BEGIN Supplied data
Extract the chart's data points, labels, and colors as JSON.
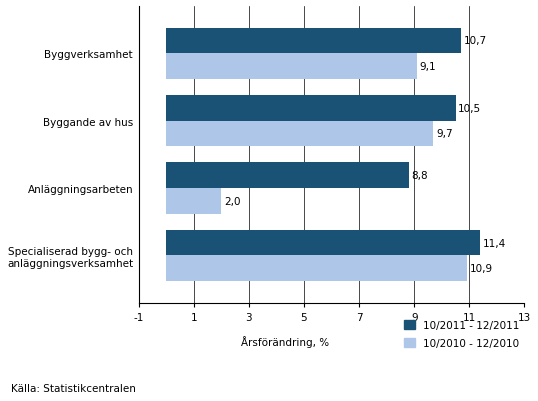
{
  "categories": [
    "Specialiserad bygg- och\nanläggningsverksamhet",
    "Anläggningsarbeten",
    "Byggande av hus",
    "Byggverksamhet"
  ],
  "series_2011": [
    11.4,
    8.8,
    10.5,
    10.7
  ],
  "series_2010": [
    10.9,
    2.0,
    9.7,
    9.1
  ],
  "labels_2011": [
    "11,4",
    "8,8",
    "10,5",
    "10,7"
  ],
  "labels_2010": [
    "10,9",
    "2,0",
    "9,7",
    "9,1"
  ],
  "color_2011": "#1a5276",
  "color_2010": "#aec6e8",
  "xlim": [
    -1,
    13
  ],
  "xticks": [
    -1,
    1,
    3,
    5,
    7,
    9,
    11,
    13
  ],
  "xlabel": "Årsförändring, %",
  "source": "Källa: Statistikcentralen",
  "legend_2011": "10/2011 - 12/2011",
  "legend_2010": "10/2010 - 12/2010",
  "bar_height": 0.38,
  "background_color": "#ffffff",
  "grid_color": "#000000"
}
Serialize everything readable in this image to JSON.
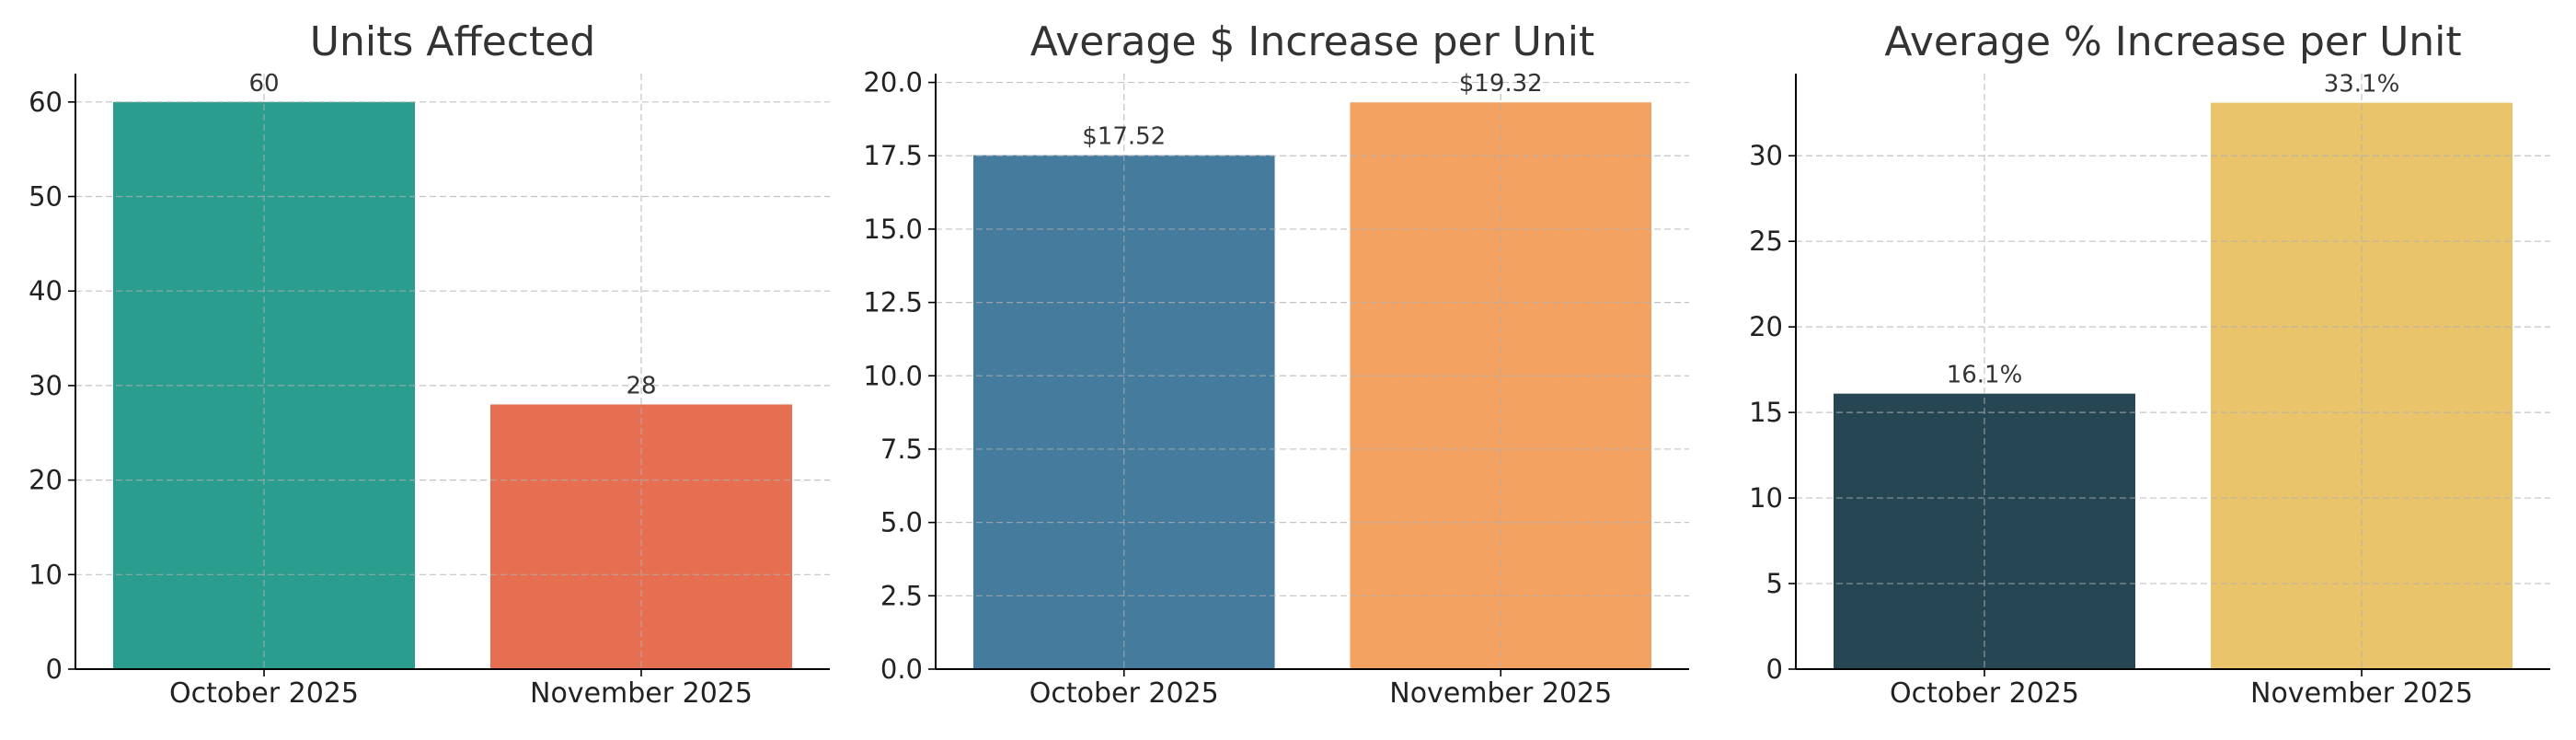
END Supplied data
• [Work to do]: Exact duplication of all the records is required; pictures are omitted from the copy.

• [Exercise solution]:
Extract the chart's data points, labels, and colors as JSON.
{
  "categories": [
    "Specialiserad bygg- och\nanläggningsverksamhet",
    "Anläggningsarbeten",
    "Byggande av hus",
    "Byggverksamhet"
  ],
  "series_2011": [
    11.4,
    8.8,
    10.5,
    10.7
  ],
  "series_2010": [
    10.9,
    2.0,
    9.7,
    9.1
  ],
  "labels_2011": [
    "11,4",
    "8,8",
    "10,5",
    "10,7"
  ],
  "labels_2010": [
    "10,9",
    "2,0",
    "9,7",
    "9,1"
  ],
  "color_2011": "#1a5276",
  "color_2010": "#aec6e8",
  "xlim": [
    -1,
    13
  ],
  "xticks": [
    -1,
    1,
    3,
    5,
    7,
    9,
    11,
    13
  ],
  "xlabel": "Årsförändring, %",
  "source": "Källa: Statistikcentralen",
  "legend_2011": "10/2011 - 12/2011",
  "legend_2010": "10/2010 - 12/2010",
  "bar_height": 0.38,
  "background_color": "#ffffff",
  "grid_color": "#000000"
}
Serialize everything readable in this image to JSON.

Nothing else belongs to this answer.